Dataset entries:
┄┄┄┄┄┄

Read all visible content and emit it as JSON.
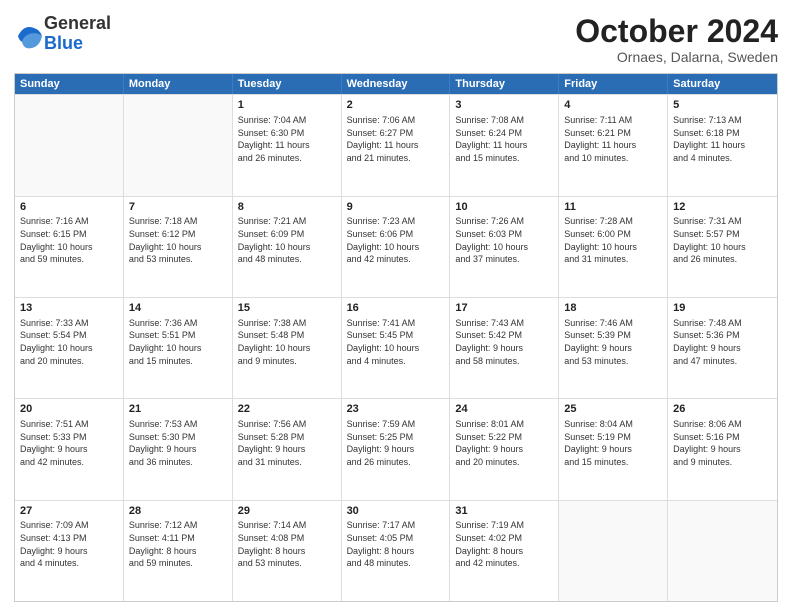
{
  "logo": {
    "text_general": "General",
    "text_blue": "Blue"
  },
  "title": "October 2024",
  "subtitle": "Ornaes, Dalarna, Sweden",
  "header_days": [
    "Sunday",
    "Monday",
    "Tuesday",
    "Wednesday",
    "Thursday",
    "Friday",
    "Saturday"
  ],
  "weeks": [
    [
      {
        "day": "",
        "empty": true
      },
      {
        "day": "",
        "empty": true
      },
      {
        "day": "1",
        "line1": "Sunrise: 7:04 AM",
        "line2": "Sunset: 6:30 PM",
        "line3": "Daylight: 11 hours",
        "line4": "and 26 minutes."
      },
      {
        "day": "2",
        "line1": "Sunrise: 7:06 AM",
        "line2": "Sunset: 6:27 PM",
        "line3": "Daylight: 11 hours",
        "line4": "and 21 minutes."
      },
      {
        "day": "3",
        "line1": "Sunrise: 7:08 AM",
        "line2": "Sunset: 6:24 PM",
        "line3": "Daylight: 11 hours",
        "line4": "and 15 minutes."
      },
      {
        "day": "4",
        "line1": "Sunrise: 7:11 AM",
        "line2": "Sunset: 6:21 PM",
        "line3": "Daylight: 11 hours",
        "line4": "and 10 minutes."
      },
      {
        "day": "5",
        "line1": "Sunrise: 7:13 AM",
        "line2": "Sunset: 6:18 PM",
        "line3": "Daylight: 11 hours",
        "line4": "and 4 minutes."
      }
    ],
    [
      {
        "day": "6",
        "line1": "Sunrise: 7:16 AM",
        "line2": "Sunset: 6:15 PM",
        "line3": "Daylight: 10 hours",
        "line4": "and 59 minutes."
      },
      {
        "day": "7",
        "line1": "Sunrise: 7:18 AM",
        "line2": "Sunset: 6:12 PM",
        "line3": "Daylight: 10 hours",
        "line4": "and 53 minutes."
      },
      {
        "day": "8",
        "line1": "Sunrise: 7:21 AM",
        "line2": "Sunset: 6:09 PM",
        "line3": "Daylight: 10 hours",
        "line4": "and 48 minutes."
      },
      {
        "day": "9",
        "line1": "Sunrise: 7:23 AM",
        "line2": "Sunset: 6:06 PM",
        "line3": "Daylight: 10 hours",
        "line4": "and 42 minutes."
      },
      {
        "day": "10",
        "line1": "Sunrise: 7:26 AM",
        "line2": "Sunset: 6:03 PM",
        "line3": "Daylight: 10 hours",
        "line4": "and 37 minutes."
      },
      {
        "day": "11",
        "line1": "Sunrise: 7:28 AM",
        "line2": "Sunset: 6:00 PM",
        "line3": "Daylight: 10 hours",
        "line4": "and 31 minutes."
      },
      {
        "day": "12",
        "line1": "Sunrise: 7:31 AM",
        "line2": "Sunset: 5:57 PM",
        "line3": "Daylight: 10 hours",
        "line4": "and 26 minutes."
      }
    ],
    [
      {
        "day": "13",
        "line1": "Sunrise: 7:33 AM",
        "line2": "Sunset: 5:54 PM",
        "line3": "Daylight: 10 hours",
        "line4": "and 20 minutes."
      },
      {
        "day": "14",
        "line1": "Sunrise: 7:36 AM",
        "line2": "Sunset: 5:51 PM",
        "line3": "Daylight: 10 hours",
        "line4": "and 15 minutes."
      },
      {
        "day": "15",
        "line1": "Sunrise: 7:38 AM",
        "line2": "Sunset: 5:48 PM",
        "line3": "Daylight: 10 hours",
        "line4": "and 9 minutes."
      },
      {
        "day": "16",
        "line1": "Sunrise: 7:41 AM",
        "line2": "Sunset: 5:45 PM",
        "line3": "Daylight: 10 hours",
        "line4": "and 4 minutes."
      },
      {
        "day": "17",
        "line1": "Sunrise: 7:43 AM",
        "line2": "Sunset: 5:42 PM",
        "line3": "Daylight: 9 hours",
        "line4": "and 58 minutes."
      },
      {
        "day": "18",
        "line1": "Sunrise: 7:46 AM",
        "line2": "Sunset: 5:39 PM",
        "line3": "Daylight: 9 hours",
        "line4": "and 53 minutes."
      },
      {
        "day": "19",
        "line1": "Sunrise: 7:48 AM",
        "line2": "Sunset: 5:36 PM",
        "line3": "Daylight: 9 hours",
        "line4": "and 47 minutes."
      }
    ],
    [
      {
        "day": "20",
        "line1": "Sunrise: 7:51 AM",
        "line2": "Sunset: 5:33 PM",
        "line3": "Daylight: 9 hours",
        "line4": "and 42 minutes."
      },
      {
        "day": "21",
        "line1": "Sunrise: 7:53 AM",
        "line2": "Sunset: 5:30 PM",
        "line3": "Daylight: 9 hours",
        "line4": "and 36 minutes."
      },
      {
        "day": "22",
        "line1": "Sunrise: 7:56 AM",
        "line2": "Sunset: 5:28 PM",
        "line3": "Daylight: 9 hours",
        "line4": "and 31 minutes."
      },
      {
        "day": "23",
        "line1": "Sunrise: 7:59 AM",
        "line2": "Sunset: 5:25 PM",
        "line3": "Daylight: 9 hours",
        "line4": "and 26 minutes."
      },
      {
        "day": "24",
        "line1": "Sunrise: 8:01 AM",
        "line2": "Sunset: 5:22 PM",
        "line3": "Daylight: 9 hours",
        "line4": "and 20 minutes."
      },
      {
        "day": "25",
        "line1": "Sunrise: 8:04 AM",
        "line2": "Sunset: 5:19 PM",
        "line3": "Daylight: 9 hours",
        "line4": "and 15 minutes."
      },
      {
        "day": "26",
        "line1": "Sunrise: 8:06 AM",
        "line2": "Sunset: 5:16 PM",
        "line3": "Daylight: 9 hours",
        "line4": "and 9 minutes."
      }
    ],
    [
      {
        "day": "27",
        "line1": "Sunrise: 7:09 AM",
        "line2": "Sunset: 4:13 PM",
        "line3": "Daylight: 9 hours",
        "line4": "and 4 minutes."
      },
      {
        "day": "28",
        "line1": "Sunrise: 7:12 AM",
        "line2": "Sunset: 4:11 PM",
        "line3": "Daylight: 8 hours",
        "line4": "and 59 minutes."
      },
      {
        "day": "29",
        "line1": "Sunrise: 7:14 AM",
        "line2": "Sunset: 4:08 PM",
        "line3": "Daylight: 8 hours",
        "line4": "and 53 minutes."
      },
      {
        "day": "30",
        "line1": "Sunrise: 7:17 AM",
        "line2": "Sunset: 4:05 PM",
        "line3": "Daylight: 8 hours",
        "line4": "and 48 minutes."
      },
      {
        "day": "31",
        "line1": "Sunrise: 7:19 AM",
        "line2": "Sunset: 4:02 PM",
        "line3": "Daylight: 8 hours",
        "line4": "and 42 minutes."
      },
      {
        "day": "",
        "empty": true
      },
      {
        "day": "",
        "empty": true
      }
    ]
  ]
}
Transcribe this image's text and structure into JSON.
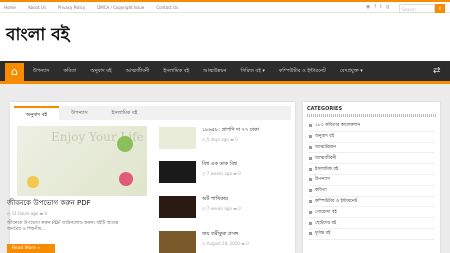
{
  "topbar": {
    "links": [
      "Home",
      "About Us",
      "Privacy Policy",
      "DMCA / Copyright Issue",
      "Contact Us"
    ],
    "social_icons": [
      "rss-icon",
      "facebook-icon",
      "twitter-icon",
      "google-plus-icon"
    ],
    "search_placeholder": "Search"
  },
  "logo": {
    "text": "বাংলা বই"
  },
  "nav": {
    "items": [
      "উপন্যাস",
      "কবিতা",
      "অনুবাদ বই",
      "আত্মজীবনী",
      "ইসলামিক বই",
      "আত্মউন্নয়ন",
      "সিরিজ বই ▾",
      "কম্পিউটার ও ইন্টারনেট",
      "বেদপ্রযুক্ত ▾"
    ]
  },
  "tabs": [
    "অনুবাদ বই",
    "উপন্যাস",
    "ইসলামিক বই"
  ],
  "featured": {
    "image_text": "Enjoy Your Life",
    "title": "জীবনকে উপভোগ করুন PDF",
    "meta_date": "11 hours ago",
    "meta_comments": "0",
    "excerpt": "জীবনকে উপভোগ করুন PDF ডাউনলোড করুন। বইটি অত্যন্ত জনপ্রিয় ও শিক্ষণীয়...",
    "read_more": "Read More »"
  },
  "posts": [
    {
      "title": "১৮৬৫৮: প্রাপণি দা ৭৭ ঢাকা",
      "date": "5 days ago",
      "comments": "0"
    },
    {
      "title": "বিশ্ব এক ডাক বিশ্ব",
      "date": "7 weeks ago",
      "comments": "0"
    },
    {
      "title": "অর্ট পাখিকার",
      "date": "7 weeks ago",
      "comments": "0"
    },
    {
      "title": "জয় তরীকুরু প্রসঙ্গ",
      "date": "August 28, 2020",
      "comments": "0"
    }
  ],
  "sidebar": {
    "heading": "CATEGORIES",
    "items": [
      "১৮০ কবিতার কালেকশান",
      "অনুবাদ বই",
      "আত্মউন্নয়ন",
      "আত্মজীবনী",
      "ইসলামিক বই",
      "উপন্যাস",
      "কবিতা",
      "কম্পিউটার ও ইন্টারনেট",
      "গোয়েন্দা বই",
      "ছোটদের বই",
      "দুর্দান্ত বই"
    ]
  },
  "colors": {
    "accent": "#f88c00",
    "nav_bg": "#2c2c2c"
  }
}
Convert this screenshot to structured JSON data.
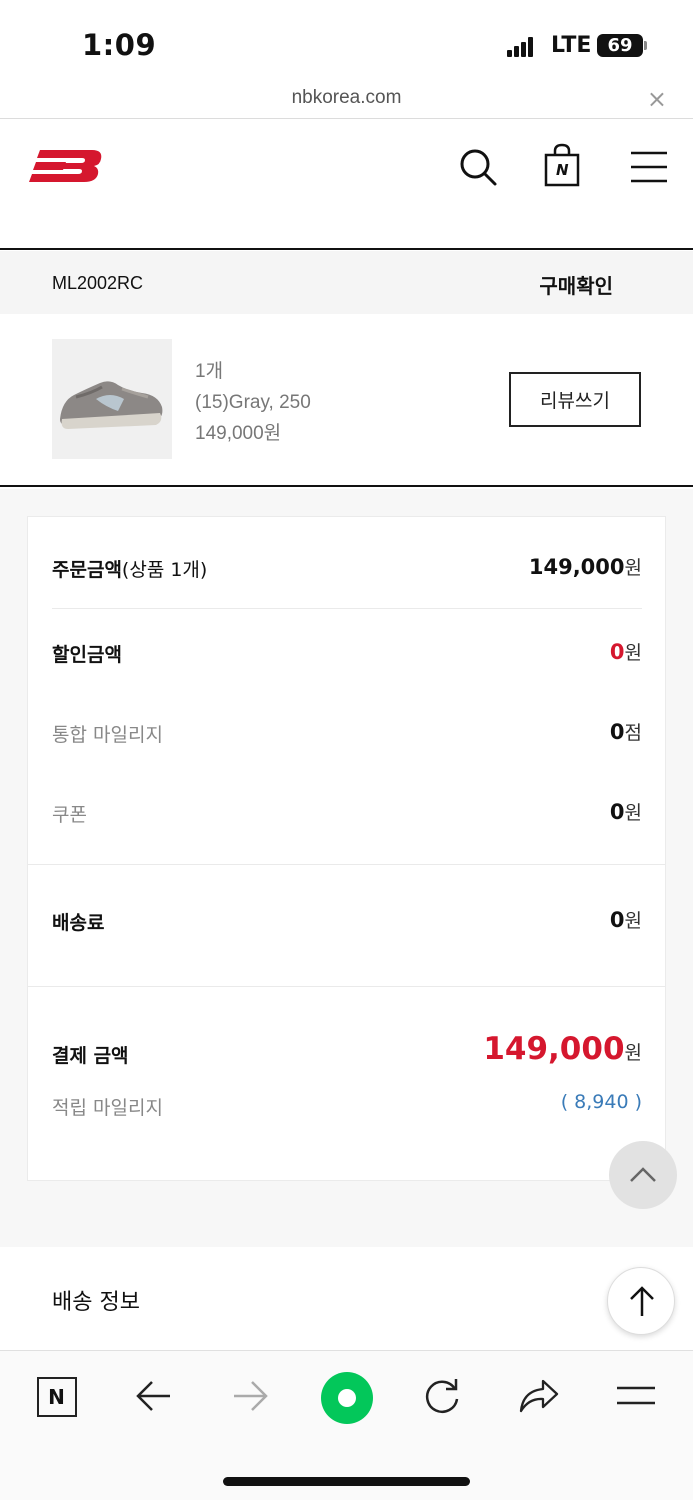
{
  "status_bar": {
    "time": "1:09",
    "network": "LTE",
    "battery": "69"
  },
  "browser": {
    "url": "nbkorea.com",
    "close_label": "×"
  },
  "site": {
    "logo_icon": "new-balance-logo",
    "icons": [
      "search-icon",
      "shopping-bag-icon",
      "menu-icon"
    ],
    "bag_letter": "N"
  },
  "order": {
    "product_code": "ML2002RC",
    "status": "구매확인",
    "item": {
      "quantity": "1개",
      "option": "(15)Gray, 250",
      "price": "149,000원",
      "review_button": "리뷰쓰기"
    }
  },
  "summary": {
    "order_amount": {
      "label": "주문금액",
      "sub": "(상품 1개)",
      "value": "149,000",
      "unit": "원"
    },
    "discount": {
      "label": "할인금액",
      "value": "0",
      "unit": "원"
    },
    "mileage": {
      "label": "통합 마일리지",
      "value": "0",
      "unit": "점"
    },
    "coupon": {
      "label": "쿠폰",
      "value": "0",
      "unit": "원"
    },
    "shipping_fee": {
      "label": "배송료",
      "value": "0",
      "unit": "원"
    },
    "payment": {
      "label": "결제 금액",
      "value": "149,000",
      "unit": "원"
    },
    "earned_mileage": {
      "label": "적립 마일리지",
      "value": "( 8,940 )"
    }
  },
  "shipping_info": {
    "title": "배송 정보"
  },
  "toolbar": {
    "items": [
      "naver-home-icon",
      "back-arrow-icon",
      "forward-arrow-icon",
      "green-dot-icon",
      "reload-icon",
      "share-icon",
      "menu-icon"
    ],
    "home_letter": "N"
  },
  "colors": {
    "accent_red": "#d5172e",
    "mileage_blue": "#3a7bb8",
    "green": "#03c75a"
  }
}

┄┄┄┄┄┄

Directions for this task
Using the listing above, show each line holding the string "Read".

Task answer
Read all visible content and emit it as JSON.
    "read_more": "Read More »"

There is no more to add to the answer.